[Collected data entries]
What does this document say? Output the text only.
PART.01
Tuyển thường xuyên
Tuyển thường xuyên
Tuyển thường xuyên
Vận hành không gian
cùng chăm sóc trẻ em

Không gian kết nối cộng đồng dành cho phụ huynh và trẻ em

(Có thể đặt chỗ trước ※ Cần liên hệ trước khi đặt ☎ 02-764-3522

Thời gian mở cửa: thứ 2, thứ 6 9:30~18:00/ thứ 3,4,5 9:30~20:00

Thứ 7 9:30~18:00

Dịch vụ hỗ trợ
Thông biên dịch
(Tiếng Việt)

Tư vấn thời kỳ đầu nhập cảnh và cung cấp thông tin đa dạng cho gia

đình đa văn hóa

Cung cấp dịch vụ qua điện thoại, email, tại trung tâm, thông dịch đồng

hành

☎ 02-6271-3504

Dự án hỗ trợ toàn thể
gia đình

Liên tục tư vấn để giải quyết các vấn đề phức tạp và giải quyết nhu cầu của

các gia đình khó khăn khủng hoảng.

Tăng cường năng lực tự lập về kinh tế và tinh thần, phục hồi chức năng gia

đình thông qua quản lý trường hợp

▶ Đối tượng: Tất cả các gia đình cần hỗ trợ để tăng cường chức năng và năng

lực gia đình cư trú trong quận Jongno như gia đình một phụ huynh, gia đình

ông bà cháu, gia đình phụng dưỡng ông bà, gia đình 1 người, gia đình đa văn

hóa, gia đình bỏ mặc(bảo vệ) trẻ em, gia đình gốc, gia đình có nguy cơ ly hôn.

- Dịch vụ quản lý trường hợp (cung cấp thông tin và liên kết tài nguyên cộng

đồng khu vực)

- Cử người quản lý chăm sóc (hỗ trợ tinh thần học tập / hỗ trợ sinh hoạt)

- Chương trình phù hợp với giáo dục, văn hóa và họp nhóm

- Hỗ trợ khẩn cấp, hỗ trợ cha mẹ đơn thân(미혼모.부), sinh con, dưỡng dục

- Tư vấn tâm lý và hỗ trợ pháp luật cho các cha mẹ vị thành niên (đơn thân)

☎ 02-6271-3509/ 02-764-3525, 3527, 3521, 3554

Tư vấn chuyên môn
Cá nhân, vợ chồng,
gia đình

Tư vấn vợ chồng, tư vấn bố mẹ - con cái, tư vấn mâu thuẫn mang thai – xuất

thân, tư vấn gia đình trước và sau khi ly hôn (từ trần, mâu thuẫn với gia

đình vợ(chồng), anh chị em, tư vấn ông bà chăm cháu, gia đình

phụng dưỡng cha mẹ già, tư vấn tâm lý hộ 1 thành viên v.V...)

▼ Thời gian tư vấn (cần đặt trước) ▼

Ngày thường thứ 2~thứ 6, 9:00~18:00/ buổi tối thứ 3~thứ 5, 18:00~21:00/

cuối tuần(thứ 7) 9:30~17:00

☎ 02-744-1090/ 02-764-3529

*Directions*. Show each line of the listing that holds the string "thân".

*Task answer*.
- Hỗ trợ khẩn cấp, hỗ trợ cha mẹ đơn thân(미혼모.부), sinh con, dưỡng dục
- Tư vấn tâm lý và hỗ trợ pháp luật cho các cha mẹ vị thành niên (đơn thân)
thân, tư vấn gia đình trước và sau khi ly hôn (từ trần, mâu thuẫn với gia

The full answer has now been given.